→ Task details
Write out every entry exactly as it appears.

→ Records to use
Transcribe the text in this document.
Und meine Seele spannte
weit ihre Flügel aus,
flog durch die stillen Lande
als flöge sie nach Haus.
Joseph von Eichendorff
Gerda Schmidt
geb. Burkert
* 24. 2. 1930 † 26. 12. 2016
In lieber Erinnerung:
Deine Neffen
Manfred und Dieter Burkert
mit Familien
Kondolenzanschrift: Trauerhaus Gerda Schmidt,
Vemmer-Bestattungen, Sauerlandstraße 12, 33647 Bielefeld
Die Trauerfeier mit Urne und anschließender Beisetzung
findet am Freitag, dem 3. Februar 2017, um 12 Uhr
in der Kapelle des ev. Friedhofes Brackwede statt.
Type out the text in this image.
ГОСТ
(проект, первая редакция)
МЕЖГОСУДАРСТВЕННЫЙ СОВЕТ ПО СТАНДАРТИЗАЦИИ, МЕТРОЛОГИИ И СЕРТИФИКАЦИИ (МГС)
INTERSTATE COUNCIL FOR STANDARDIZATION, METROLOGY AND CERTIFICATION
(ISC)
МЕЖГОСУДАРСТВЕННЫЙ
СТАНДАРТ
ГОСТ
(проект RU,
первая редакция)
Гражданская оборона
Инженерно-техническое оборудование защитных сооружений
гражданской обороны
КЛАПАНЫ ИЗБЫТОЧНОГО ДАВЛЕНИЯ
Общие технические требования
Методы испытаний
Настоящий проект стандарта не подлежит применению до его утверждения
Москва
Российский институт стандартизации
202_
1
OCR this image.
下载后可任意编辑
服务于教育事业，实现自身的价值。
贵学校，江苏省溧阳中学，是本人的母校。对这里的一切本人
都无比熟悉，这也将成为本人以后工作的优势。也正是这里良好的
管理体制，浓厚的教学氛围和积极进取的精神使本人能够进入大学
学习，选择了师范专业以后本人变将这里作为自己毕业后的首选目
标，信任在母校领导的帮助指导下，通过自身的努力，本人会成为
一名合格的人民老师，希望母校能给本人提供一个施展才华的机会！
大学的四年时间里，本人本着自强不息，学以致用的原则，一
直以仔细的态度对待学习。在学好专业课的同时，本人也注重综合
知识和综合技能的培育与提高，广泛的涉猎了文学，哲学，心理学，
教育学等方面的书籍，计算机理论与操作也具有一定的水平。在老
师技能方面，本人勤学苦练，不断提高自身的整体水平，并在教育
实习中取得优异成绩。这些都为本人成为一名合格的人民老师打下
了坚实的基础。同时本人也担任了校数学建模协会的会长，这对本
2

→ Task output
Transcribe the text in this document.
Und meine Seele spannte
weit ihre Flügel aus,
flog durch die stillen Lande
als flöge sie nach Haus.
Joseph von Eichendorff
Gerda Schmidt
geb. Burkert
* 24. 2. 1930 † 26. 12. 2016
In lieber Erinnerung:
Deine Neffen
Manfred und Dieter Burkert
mit Familien
Kondolenzanschrift: Trauerhaus Gerda Schmidt,
Vemmer-Bestattungen, Sauerlandstraße 12, 33647 Bielefeld
Die Trauerfeier mit Urne und anschließender Beisetzung
findet am Freitag, dem 3. Februar 2017, um 12 Uhr
in der Kapelle des ev. Friedhofes Brackwede statt.
Type out the text in this image.
ГОСТ
(проект, первая редакция)
МЕЖГОСУДАРСТВЕННЫЙ СОВЕТ ПО СТАНДАРТИЗАЦИИ, МЕТРОЛОГИИ И СЕРТИФИКАЦИИ (МГС)
INTERSTATE COUNCIL FOR STANDARDIZATION, METROLOGY AND CERTIFICATION
(ISC)
МЕЖГОСУДАРСТВЕННЫЙ
СТАНДАРТ
ГОСТ
(проект RU,
первая редакция)
Гражданская оборона
Инженерно-техническое оборудование защитных сооружений
гражданской обороны
КЛАПАНЫ ИЗБЫТОЧНОГО ДАВЛЕНИЯ
Общие технические требования
Методы испытаний
Настоящий проект стандарта не подлежит применению до его утверждения
Москва
Российский институт стандартизации
202_
1
OCR this image.
下载后可任意编辑
服务于教育事业，实现自身的价值。
贵学校，江苏省溧阳中学，是本人的母校。对这里的一切本人
都无比熟悉，这也将成为本人以后工作的优势。也正是这里良好的
管理体制，浓厚的教学氛围和积极进取的精神使本人能够进入大学
学习，选择了师范专业以后本人变将这里作为自己毕业后的首选目
标，信任在母校领导的帮助指导下，通过自身的努力，本人会成为
一名合格的人民老师，希望母校能给本人提供一个施展才华的机会！
大学的四年时间里，本人本着自强不息，学以致用的原则，一
直以仔细的态度对待学习。在学好专业课的同时，本人也注重综合
知识和综合技能的培育与提高，广泛的涉猎了文学，哲学，心理学，
教育学等方面的书籍，计算机理论与操作也具有一定的水平。在老
师技能方面，本人勤学苦练，不断提高自身的整体水平，并在教育
实习中取得优异成绩。这些都为本人成为一名合格的人民老师打下
了坚实的基础。同时本人也担任了校数学建模协会的会长，这对本
2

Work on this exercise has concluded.